Copy out every line in the entries below that includes "expression".

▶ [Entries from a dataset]
= = = =

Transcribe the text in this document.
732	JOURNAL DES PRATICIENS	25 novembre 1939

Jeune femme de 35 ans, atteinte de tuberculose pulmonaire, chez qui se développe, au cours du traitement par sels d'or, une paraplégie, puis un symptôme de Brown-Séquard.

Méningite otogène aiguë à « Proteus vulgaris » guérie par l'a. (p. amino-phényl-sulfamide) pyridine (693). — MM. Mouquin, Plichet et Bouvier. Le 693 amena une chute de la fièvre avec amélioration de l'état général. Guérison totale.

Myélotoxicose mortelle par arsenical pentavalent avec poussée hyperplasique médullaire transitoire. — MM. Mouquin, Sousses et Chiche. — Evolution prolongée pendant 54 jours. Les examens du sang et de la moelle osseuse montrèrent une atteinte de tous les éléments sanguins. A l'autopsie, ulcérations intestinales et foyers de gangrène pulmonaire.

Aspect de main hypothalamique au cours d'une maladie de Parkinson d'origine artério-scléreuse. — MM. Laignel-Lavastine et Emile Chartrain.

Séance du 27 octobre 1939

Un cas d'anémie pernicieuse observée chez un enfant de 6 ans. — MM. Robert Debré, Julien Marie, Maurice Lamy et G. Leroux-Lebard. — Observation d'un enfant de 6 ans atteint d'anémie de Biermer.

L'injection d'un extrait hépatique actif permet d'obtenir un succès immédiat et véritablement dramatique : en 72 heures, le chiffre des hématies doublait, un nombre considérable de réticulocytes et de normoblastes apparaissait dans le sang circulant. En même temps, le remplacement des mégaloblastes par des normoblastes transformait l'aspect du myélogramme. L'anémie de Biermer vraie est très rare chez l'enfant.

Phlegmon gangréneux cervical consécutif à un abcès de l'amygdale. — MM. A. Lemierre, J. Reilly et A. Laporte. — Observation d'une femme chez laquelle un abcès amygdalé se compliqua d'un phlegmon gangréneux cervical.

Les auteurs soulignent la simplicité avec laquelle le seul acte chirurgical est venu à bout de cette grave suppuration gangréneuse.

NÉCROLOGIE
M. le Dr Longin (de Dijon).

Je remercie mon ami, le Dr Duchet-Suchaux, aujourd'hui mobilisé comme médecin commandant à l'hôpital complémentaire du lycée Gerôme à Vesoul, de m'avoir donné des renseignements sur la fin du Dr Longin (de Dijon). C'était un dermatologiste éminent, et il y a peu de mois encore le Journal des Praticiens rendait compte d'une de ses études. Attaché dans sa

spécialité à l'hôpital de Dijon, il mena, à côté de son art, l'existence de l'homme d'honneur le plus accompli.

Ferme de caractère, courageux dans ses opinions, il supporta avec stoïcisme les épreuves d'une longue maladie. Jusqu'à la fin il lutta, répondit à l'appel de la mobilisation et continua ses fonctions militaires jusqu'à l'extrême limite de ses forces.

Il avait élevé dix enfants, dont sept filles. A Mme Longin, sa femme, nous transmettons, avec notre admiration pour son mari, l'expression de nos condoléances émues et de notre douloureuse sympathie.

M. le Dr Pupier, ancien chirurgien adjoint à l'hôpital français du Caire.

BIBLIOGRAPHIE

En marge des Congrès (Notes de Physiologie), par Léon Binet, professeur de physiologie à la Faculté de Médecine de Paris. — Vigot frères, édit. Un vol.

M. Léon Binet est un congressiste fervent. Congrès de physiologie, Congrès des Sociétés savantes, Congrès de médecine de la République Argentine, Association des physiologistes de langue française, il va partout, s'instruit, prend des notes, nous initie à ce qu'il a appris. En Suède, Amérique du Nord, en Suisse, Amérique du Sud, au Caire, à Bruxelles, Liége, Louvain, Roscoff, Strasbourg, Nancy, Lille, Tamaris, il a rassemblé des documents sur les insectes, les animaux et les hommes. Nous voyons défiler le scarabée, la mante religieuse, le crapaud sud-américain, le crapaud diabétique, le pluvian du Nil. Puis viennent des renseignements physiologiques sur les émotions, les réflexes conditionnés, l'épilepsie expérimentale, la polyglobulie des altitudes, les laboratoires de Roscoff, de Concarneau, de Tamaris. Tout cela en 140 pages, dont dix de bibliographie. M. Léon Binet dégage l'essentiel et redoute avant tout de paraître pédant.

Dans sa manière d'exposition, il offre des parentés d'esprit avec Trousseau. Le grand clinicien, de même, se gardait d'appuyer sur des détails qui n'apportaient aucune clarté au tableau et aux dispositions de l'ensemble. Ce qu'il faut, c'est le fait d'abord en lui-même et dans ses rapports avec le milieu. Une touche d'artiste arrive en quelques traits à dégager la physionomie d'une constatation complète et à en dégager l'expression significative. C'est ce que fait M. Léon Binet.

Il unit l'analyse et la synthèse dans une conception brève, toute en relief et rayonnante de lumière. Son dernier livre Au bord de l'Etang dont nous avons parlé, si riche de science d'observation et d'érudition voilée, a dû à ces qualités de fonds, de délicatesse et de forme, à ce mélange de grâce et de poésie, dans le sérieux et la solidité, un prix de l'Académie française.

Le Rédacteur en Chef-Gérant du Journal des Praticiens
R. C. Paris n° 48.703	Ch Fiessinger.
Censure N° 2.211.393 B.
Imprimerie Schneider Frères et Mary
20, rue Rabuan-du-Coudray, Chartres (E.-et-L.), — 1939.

= = = =

▶ [Solution below]
Il avait élevé dix enfants, dont sept filles. A Mme Longin, sa femme, nous transmettons, avec notre admiration pour son mari, l'expression de nos condoléances émues et de notre douloureuse sympathie.
Dans sa manière d'exposition, il offre des parentés d'esprit avec Trousseau. Le grand clinicien, de même, se gardait d'appuyer sur des détails qui n'apportaient aucune clarté au tableau et aux dispositions de l'ensemble. Ce qu'il faut, c'est le fait d'abord en lui-même et dans ses rapports avec le milieu. Une touche d'artiste arrive en quelques traits à dégager la physionomie d'une constatation complète et à en dégager l'expression significative. C'est ce que fait M. Léon Binet.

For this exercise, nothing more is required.